> _Written exercise_:
Look through the records below, and copy out every line that holds the string "number".

> _Stored items_:
--

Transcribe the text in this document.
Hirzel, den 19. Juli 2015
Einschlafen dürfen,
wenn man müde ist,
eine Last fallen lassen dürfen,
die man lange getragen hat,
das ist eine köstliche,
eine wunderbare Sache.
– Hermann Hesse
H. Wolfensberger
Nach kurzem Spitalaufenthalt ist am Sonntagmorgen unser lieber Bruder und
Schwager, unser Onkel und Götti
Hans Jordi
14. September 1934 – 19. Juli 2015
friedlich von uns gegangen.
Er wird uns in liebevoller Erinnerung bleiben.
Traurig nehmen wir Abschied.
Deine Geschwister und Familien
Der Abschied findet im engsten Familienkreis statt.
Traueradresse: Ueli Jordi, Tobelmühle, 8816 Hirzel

--

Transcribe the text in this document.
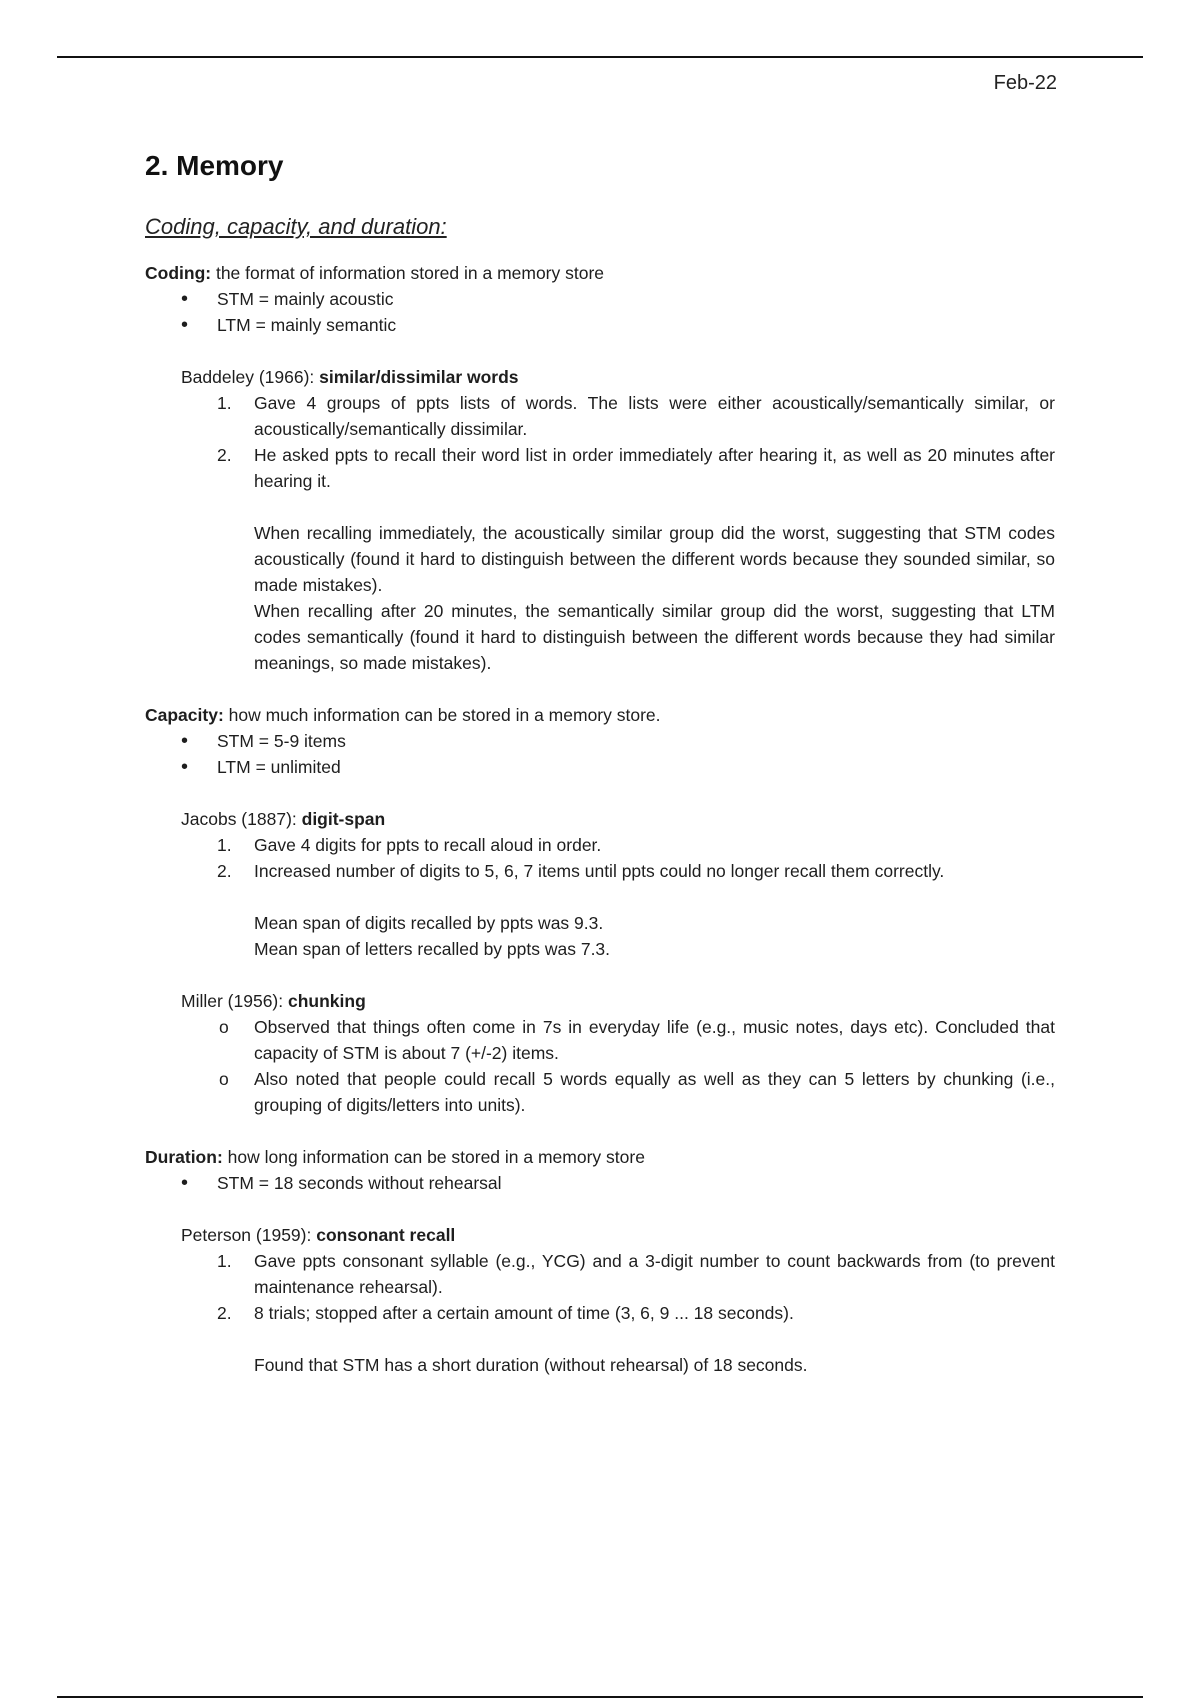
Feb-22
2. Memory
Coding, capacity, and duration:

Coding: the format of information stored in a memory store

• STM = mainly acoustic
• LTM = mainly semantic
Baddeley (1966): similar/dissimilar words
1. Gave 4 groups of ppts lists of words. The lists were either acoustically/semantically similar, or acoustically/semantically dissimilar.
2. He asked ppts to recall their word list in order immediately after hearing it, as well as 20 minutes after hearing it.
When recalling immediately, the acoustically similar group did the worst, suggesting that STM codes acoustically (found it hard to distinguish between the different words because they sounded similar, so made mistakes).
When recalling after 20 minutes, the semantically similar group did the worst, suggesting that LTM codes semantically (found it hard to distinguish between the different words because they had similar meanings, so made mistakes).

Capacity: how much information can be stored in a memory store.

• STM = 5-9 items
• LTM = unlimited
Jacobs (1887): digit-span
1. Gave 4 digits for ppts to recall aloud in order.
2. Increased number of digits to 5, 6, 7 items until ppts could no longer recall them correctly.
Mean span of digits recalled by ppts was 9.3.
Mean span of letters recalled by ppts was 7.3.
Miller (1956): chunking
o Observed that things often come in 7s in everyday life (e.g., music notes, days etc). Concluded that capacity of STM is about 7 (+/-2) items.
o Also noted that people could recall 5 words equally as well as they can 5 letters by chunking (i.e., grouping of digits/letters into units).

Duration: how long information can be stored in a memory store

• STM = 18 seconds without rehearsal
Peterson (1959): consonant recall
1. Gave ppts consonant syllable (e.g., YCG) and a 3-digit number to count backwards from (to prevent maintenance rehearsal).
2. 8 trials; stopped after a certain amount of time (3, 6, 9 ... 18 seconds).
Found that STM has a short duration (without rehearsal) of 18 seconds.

--

> _Answer to this exercise_:
2. Increased number of digits to 5, 6, 7 items until ppts could no longer recall them correctly.
1. Gave ppts consonant syllable (e.g., YCG) and a 3-digit number to count backwards from (to prevent maintenance rehearsal).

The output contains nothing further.